(Work required) Output the data below in full, character for character.

Data entries:
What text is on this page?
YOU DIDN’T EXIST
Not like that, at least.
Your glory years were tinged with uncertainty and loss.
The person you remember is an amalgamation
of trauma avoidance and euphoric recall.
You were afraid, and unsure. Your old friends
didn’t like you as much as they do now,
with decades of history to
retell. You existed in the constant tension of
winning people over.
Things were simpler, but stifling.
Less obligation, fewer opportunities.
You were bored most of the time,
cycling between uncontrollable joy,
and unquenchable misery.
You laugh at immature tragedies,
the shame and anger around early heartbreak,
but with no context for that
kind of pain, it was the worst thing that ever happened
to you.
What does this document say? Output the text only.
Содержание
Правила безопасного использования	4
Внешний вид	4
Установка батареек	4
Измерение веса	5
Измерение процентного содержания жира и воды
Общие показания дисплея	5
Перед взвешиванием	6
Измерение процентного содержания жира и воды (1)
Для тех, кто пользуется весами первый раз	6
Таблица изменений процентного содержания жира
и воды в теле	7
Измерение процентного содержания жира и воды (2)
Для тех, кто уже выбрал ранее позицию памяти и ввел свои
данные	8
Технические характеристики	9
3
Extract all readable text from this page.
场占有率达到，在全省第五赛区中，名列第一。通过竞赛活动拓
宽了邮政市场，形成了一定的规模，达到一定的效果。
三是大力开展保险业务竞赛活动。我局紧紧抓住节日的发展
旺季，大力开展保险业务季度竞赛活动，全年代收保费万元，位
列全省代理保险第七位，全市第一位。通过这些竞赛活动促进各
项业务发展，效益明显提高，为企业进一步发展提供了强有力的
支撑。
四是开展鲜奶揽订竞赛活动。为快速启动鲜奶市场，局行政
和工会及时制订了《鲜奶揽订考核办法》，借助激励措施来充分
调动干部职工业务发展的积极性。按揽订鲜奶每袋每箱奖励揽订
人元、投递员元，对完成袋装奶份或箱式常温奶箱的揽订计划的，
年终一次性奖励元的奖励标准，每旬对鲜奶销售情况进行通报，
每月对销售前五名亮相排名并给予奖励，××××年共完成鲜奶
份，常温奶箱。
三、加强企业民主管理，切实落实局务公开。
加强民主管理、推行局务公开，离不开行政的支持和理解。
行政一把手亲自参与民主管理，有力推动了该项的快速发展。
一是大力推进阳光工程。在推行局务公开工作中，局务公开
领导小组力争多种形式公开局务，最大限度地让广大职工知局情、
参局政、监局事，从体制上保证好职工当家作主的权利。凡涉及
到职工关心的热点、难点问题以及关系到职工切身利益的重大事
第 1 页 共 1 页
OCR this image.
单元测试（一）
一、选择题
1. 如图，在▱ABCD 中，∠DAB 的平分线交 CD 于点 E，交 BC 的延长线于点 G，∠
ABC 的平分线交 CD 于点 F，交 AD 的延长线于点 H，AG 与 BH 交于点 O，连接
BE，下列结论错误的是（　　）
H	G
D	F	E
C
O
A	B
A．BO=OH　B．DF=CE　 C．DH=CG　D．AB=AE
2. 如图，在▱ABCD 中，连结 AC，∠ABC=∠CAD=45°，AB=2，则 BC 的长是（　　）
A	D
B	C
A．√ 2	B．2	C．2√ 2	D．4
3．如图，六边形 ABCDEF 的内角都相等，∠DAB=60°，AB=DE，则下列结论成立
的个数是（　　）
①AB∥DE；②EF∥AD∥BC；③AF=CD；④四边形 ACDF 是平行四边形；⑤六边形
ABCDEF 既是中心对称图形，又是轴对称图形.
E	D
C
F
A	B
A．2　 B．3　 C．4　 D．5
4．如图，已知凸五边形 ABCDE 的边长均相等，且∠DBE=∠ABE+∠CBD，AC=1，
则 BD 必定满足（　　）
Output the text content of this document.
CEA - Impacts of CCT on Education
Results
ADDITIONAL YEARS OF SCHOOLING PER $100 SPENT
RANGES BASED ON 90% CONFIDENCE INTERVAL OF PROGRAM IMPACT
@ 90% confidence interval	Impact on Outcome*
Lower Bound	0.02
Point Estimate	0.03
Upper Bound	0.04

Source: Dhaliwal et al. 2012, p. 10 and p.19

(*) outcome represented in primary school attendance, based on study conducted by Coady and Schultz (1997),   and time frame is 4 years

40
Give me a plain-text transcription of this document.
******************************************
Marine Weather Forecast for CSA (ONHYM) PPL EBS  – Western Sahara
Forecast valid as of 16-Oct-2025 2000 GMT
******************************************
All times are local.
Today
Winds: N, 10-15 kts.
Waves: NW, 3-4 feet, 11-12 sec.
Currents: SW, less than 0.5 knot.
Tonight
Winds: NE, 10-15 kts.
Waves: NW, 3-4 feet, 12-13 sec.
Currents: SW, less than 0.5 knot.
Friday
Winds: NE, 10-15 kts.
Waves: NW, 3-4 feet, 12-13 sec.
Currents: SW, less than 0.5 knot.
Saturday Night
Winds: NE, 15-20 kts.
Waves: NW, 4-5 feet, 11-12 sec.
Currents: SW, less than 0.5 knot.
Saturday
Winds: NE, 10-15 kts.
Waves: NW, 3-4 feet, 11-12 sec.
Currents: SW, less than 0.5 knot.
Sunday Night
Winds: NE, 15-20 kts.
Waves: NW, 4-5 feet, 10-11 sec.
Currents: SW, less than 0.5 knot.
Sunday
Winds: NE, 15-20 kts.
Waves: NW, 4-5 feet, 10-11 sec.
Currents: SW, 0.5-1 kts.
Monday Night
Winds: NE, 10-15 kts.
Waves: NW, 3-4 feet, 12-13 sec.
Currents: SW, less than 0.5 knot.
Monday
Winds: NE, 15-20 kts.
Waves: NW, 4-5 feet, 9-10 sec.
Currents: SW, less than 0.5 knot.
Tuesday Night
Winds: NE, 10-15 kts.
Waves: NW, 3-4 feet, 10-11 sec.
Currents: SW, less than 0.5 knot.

(Task solution)
What text is on this page?
YOU DIDN’T EXIST
Not like that, at least.
Your glory years were tinged with uncertainty and loss.
The person you remember is an amalgamation
of trauma avoidance and euphoric recall.
You were afraid, and unsure. Your old friends
didn’t like you as much as they do now,
with decades of history to
retell. You existed in the constant tension of
winning people over.
Things were simpler, but stifling.
Less obligation, fewer opportunities.
You were bored most of the time,
cycling between uncontrollable joy,
and unquenchable misery.
You laugh at immature tragedies,
the shame and anger around early heartbreak,
but with no context for that
kind of pain, it was the worst thing that ever happened
to you.
What does this document say? Output the text only.
Содержание
Правила безопасного использования	4
Внешний вид	4
Установка батареек	4
Измерение веса	5
Измерение процентного содержания жира и воды
Общие показания дисплея	5
Перед взвешиванием	6
Измерение процентного содержания жира и воды (1)
Для тех, кто пользуется весами первый раз	6
Таблица изменений процентного содержания жира
и воды в теле	7
Измерение процентного содержания жира и воды (2)
Для тех, кто уже выбрал ранее позицию памяти и ввел свои
данные	8
Технические характеристики	9
3
Extract all readable text from this page.
场占有率达到，在全省第五赛区中，名列第一。通过竞赛活动拓
宽了邮政市场，形成了一定的规模，达到一定的效果。
三是大力开展保险业务竞赛活动。我局紧紧抓住节日的发展
旺季，大力开展保险业务季度竞赛活动，全年代收保费万元，位
列全省代理保险第七位，全市第一位。通过这些竞赛活动促进各
项业务发展，效益明显提高，为企业进一步发展提供了强有力的
支撑。
四是开展鲜奶揽订竞赛活动。为快速启动鲜奶市场，局行政
和工会及时制订了《鲜奶揽订考核办法》，借助激励措施来充分
调动干部职工业务发展的积极性。按揽订鲜奶每袋每箱奖励揽订
人元、投递员元，对完成袋装奶份或箱式常温奶箱的揽订计划的，
年终一次性奖励元的奖励标准，每旬对鲜奶销售情况进行通报，
每月对销售前五名亮相排名并给予奖励，××××年共完成鲜奶
份，常温奶箱。
三、加强企业民主管理，切实落实局务公开。
加强民主管理、推行局务公开，离不开行政的支持和理解。
行政一把手亲自参与民主管理，有力推动了该项的快速发展。
一是大力推进阳光工程。在推行局务公开工作中，局务公开
领导小组力争多种形式公开局务，最大限度地让广大职工知局情、
参局政、监局事，从体制上保证好职工当家作主的权利。凡涉及
到职工关心的热点、难点问题以及关系到职工切身利益的重大事
第 1 页 共 1 页
OCR this image.
单元测试（一）
一、选择题
1. 如图，在▱ABCD 中，∠DAB 的平分线交 CD 于点 E，交 BC 的延长线于点 G，∠
ABC 的平分线交 CD 于点 F，交 AD 的延长线于点 H，AG 与 BH 交于点 O，连接
BE，下列结论错误的是（　　）
H	G
D	F	E
C
O
A	B
A．BO=OH　B．DF=CE　 C．DH=CG　D．AB=AE
2. 如图，在▱ABCD 中，连结 AC，∠ABC=∠CAD=45°，AB=2，则 BC 的长是（　　）
A	D
B	C
A．√ 2	B．2	C．2√ 2	D．4
3．如图，六边形 ABCDEF 的内角都相等，∠DAB=60°，AB=DE，则下列结论成立
的个数是（　　）
①AB∥DE；②EF∥AD∥BC；③AF=CD；④四边形 ACDF 是平行四边形；⑤六边形
ABCDEF 既是中心对称图形，又是轴对称图形.
E	D
C
F
A	B
A．2　 B．3　 C．4　 D．5
4．如图，已知凸五边形 ABCDE 的边长均相等，且∠DBE=∠ABE+∠CBD，AC=1，
则 BD 必定满足（　　）
Output the text content of this document.
CEA - Impacts of CCT on Education
Results
ADDITIONAL YEARS OF SCHOOLING PER $100 SPENT
RANGES BASED ON 90% CONFIDENCE INTERVAL OF PROGRAM IMPACT
@ 90% confidence interval	Impact on Outcome*
Lower Bound	0.02
Point Estimate	0.03
Upper Bound	0.04

Source: Dhaliwal et al. 2012, p. 10 and p.19

(*) outcome represented in primary school attendance, based on study conducted by Coady and Schultz (1997),   and time frame is 4 years

40
Give me a plain-text transcription of this document.
******************************************
Marine Weather Forecast for CSA (ONHYM) PPL EBS  – Western Sahara
Forecast valid as of 16-Oct-2025 2000 GMT
******************************************
All times are local.
Today
Winds: N, 10-15 kts.
Waves: NW, 3-4 feet, 11-12 sec.
Currents: SW, less than 0.5 knot.
Tonight
Winds: NE, 10-15 kts.
Waves: NW, 3-4 feet, 12-13 sec.
Currents: SW, less than 0.5 knot.
Friday
Winds: NE, 10-15 kts.
Waves: NW, 3-4 feet, 12-13 sec.
Currents: SW, less than 0.5 knot.
Saturday Night
Winds: NE, 15-20 kts.
Waves: NW, 4-5 feet, 11-12 sec.
Currents: SW, less than 0.5 knot.
Saturday
Winds: NE, 10-15 kts.
Waves: NW, 3-4 feet, 11-12 sec.
Currents: SW, less than 0.5 knot.
Sunday Night
Winds: NE, 15-20 kts.
Waves: NW, 4-5 feet, 10-11 sec.
Currents: SW, less than 0.5 knot.
Sunday
Winds: NE, 15-20 kts.
Waves: NW, 4-5 feet, 10-11 sec.
Currents: SW, 0.5-1 kts.
Monday Night
Winds: NE, 10-15 kts.
Waves: NW, 3-4 feet, 12-13 sec.
Currents: SW, less than 0.5 knot.
Monday
Winds: NE, 15-20 kts.
Waves: NW, 4-5 feet, 9-10 sec.
Currents: SW, less than 0.5 knot.
Tuesday Night
Winds: NE, 10-15 kts.
Waves: NW, 3-4 feet, 10-11 sec.
Currents: SW, less than 0.5 knot.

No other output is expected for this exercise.